* **READING TEXT**
::::

I didn’t see the wild pineapples

Pineapple on grass. Text: The effect of a single choice. Alicia Butcher Ehrhardt

BUT MY CHILDREN DID

And brought back photos. (Not this one.)

There is an oddness to the idea of pineapples in the wild that pleases me.

The modern pineapple is a huge, heavy fruit, supported by a strong stalk. Much like modern melons, watermelons, and papayas, it is hard to believe (okay, impossible) that they are the way we see in the supermarket solely due to evolution.

Evolution produces fruit which attracts animals that eat the fruit and scatter the plants’ seeds, with their poop (fertilizer) somewhat farther away than the plant can throw. In our case, the pineapple, continents away. Shop Rite has pineapples.

Why pineapples, and why now?

Because I have to get back to writing blog posts.

It has been a desert for a while, as all the chores crowded in to vacation and retirement community decision and coming back to a house where everything was in boxes (for the painters) and the staging ladies had transformed the now-sparse contents into a model home.

So many things that HAVE to be done crowded out the optional ones.

The lack of window shades on most windows makes it like living in a fish bowl, only fish are not required to clean their own bowl. It’s nice if they do (by eating the algae, etc.), but that’s asking for perfection. Husband has done marvels with something I didn’t even know existed: temporary paper shades from Amazon which get cut to the right width with scissors, and attached with temporary mounts.

Sleeping has been possible, at least in our bedroom.

Where did THIS pineapple come from?

Stencil – I was looking for an image to write some words on, and the pineapple grabbed me, since I know I saw a picture the kids took on a hike with a wild pineapple growing in a fields (might have been a former Dole plantation).

Today is the first day in a while that something major and required didn’t take over all the energy for the day, but I have gotten out of the habit of putting my thoughts into some kind of order, and I’ve been a total slug all day.

And now we come to the single part.

::::

* **DATASET EXTRACT**
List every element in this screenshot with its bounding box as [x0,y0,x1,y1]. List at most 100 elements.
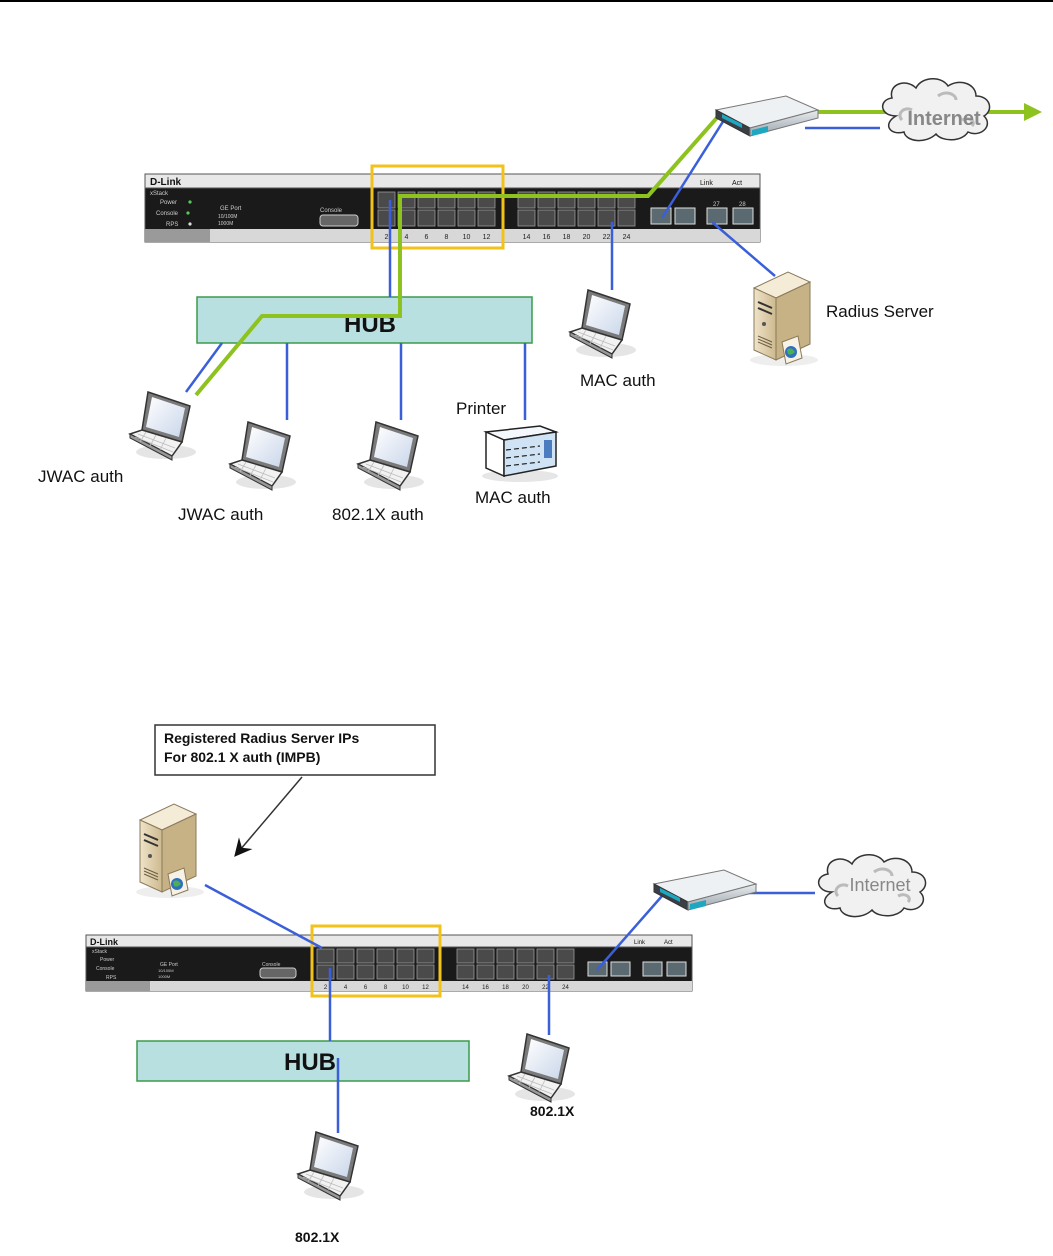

::::

* **TASK STATEMENT**
In the blog post about wild pineapples, what did the husband use on the windows that lacked shades?

* **RESULT**
Temporary paper shades from Amazon, cut to the right width with scissors and attached with temporary mounts.